**Exercise description**.
Select from the data all lines with the word "damit".

**Exercise data**.
**********

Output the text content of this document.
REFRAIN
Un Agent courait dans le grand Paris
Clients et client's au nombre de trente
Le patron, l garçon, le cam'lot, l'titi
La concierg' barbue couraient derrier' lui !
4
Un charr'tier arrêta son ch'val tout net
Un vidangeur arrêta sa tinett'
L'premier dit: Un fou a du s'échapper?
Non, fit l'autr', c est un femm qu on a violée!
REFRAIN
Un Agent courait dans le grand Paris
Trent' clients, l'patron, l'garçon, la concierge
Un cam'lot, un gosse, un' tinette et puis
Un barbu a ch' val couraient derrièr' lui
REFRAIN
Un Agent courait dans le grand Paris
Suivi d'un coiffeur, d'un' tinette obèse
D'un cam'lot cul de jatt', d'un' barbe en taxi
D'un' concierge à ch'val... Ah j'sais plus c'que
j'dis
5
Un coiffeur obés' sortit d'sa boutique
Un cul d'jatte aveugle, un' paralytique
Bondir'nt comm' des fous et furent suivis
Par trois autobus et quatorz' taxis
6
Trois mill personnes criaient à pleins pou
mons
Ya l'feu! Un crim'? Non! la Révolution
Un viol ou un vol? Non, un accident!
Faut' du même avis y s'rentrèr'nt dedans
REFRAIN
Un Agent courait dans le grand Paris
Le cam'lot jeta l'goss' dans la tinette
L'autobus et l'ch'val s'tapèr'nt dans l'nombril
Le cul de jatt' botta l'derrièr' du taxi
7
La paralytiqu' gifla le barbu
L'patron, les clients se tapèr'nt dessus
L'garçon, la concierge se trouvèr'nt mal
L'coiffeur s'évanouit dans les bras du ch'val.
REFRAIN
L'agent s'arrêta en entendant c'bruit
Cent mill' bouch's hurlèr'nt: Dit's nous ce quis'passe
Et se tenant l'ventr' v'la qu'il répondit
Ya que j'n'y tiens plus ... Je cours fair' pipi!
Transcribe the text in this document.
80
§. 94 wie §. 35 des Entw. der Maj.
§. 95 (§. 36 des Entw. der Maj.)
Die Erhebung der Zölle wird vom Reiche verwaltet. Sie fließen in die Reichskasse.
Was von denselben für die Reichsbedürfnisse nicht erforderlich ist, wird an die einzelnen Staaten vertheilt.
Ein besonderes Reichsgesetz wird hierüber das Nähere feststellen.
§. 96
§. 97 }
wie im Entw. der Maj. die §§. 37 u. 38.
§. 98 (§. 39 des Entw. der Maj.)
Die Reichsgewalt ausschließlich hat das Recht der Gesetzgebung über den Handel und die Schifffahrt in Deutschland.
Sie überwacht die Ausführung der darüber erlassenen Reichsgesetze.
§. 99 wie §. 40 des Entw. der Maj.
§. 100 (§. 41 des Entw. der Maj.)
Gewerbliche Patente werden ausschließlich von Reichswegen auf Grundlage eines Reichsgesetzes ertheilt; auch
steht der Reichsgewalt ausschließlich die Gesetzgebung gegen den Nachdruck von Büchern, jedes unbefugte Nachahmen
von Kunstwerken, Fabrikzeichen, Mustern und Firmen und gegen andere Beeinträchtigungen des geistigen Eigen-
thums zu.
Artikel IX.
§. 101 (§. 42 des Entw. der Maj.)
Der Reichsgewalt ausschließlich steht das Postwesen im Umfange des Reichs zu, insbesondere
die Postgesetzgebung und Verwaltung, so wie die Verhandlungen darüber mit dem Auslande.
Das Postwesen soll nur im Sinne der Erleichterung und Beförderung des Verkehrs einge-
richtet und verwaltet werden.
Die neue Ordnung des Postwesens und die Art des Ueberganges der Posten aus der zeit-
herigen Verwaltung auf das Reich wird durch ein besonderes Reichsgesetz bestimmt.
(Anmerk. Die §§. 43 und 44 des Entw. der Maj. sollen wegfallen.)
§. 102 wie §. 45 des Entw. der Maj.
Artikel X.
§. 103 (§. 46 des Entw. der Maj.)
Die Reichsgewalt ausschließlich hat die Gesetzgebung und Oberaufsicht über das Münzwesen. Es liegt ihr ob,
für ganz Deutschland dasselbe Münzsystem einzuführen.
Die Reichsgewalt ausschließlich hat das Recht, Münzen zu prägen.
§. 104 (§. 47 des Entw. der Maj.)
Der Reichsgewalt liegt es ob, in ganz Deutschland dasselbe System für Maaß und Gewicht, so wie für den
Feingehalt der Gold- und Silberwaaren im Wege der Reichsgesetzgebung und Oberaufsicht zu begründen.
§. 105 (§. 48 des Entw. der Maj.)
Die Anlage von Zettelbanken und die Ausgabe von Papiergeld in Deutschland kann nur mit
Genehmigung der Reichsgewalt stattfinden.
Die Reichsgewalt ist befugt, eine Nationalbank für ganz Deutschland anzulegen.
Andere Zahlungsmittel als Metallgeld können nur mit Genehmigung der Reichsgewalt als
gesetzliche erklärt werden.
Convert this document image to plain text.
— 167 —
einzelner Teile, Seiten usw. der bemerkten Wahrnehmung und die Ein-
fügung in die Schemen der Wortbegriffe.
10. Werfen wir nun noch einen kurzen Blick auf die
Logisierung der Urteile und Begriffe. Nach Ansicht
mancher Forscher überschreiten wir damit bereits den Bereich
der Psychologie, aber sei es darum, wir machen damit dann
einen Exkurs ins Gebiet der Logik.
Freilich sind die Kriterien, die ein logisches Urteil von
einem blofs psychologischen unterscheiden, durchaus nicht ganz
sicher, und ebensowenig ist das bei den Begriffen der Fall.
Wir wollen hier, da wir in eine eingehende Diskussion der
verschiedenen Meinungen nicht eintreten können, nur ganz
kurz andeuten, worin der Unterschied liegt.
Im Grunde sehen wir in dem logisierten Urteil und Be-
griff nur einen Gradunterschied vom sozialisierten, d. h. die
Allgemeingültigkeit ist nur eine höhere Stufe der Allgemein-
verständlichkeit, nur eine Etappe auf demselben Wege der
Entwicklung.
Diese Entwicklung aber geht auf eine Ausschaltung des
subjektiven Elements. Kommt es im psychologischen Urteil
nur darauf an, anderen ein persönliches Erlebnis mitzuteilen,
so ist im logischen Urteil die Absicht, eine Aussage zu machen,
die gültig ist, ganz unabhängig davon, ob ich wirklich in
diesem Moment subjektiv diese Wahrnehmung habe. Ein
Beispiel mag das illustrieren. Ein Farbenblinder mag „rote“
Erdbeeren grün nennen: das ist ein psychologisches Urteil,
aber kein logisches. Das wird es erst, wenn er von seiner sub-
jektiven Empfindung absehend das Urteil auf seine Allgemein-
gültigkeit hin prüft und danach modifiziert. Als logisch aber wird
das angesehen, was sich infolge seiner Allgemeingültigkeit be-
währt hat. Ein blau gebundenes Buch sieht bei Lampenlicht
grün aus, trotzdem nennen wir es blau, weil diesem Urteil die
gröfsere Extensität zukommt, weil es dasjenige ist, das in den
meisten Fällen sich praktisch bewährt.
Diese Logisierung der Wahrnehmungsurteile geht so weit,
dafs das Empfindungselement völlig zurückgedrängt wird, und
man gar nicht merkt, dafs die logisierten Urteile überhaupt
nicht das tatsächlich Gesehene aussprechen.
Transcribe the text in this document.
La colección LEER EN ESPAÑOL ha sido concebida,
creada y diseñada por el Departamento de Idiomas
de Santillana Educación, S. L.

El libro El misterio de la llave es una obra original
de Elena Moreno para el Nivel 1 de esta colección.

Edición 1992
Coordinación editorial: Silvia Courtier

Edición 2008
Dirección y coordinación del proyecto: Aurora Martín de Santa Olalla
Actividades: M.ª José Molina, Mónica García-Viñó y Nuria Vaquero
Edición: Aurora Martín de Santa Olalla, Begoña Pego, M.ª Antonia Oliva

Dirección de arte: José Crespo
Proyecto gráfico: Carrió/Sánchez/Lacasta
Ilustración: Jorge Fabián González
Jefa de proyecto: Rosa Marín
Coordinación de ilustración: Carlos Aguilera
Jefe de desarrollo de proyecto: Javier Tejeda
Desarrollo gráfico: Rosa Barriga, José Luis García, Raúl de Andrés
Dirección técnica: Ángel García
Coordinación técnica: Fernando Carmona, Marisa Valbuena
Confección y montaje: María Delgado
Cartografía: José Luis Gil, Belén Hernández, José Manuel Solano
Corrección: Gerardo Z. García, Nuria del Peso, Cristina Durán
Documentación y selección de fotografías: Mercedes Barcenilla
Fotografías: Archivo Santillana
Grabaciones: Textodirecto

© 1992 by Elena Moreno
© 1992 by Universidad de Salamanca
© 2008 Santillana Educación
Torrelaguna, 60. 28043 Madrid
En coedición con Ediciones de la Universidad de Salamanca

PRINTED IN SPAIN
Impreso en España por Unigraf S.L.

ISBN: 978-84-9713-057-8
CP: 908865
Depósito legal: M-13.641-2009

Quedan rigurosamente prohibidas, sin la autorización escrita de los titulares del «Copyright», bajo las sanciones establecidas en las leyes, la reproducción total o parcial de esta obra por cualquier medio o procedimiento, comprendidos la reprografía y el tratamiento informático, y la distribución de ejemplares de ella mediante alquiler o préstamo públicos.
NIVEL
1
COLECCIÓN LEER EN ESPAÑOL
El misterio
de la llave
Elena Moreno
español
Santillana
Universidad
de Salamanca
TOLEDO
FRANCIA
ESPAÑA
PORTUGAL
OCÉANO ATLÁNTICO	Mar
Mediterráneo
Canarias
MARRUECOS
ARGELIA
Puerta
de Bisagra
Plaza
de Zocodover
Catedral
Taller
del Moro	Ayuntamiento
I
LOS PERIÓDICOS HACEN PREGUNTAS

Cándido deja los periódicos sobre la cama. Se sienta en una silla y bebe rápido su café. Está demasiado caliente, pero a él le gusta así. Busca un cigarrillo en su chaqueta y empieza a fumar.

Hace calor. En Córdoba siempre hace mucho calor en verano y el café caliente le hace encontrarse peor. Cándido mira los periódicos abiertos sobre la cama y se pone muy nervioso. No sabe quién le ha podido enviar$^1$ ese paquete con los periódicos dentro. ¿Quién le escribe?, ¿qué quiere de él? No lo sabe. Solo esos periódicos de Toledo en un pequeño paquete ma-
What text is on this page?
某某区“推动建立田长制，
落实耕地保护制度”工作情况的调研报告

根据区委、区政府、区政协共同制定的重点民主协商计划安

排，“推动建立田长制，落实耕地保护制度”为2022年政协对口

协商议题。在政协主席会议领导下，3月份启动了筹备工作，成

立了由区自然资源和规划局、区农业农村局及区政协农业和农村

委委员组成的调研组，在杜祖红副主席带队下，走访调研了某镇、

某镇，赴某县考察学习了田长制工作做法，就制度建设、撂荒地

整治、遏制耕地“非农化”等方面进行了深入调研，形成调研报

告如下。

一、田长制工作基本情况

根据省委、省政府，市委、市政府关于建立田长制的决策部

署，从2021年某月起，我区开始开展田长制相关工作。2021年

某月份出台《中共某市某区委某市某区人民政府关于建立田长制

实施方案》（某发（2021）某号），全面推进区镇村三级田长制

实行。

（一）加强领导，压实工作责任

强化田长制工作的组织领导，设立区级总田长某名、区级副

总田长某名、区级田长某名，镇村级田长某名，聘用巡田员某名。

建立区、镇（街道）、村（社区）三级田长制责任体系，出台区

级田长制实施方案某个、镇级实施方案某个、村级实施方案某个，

**********

**Complete response**.
mancher Forscher überschreiten wir damit bereits den Bereich
der Psychologie, aber sei es darum, wir machen damit dann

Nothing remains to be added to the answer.